SOURCE EXTRACT »
>>>

How Do I Find the Right Career For Me?

JeraldDossantos

If you’re working on choosing a career, you’re probably confronting the question of “how do I find the right career for me”. Here are 5 things to think about that will help you through the career planning process of finding the right career.

1) Your Hobbies 
Think about what you like to do in your free time and what you’re good at. Do you like working with your hands? With your mind? Are you good with people? Do you prefer being alone? Do you coach a team or tutor kids? Spend time outdoors in nature? Do you like numbers? Puzzles? Writing? Particular kinds of video games? There are careers out there that make use of your skills and interests…and sometimes they’re not obvious. As an example, just because you’re a great little league coach doesn’t mean you should be a professional coach. But you do embrace leadership skills, which apply to a variety of careers and can guide you in your career search. Maybe you love music – you can work for an ad agency, or a theater, represent musicians, open a music club, work for a non-profit to get instruments into schools…Or maybe you love sports statistics – you can become an accountant or a mortgage banker or work for a sports team….You just need to do some research to connect the dots.

<<<

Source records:
>>>

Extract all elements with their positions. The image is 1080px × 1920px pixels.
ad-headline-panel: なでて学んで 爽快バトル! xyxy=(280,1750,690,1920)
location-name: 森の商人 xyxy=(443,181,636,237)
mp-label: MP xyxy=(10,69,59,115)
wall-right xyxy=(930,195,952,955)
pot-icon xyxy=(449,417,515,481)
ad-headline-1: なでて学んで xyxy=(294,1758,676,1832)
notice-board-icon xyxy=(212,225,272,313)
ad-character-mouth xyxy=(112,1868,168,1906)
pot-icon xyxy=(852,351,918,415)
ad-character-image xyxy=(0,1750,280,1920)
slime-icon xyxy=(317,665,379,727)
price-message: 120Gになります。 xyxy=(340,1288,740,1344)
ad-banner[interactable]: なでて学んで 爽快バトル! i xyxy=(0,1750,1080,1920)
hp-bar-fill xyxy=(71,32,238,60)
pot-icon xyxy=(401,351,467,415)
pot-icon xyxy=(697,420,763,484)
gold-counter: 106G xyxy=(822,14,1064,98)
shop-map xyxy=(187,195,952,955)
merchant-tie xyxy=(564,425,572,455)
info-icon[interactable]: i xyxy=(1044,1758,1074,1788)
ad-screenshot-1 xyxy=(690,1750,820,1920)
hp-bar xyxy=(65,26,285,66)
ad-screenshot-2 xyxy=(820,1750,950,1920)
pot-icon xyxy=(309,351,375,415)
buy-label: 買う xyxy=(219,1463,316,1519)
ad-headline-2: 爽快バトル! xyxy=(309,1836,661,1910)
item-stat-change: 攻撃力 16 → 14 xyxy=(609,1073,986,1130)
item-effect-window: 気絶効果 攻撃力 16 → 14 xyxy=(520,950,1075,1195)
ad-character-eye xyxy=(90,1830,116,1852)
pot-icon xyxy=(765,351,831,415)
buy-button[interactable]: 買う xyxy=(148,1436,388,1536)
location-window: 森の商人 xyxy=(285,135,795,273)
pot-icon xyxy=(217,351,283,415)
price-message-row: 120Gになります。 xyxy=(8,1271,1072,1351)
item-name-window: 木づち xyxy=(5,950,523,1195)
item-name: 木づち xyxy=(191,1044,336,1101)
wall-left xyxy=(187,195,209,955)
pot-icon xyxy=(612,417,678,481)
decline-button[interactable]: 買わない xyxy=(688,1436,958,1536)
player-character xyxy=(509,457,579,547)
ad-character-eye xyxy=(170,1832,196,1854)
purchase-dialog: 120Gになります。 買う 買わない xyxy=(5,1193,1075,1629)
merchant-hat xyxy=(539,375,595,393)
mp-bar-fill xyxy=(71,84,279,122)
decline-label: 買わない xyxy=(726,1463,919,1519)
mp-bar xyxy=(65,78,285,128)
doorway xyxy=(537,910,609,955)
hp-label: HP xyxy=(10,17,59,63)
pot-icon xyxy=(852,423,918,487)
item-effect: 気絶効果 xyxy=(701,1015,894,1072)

<<<

WORK TO DO »
**A)** According to the career article, what kind of skills does a great little league coach embrace?
**B)** Reproduce everything in the entries from the first line down to the line containing "pot-icon xyxy=(401,351,467,415)", including both of those lines.

RESPONSE LIST »
**A)** Leadership skills.

**B)**
Extract all elements with their positions. The image is 1080px × 1920px pixels.
ad-headline-panel: なでて学んで 爽快バトル! xyxy=(280,1750,690,1920)
location-name: 森の商人 xyxy=(443,181,636,237)
mp-label: MP xyxy=(10,69,59,115)
wall-right xyxy=(930,195,952,955)
pot-icon xyxy=(449,417,515,481)
ad-headline-1: なでて学んで xyxy=(294,1758,676,1832)
notice-board-icon xyxy=(212,225,272,313)
ad-character-mouth xyxy=(112,1868,168,1906)
pot-icon xyxy=(852,351,918,415)
ad-character-image xyxy=(0,1750,280,1920)
slime-icon xyxy=(317,665,379,727)
price-message: 120Gになります。 xyxy=(340,1288,740,1344)
ad-banner[interactable]: なでて学んで 爽快バトル! i xyxy=(0,1750,1080,1920)
hp-bar-fill xyxy=(71,32,238,60)
pot-icon xyxy=(401,351,467,415)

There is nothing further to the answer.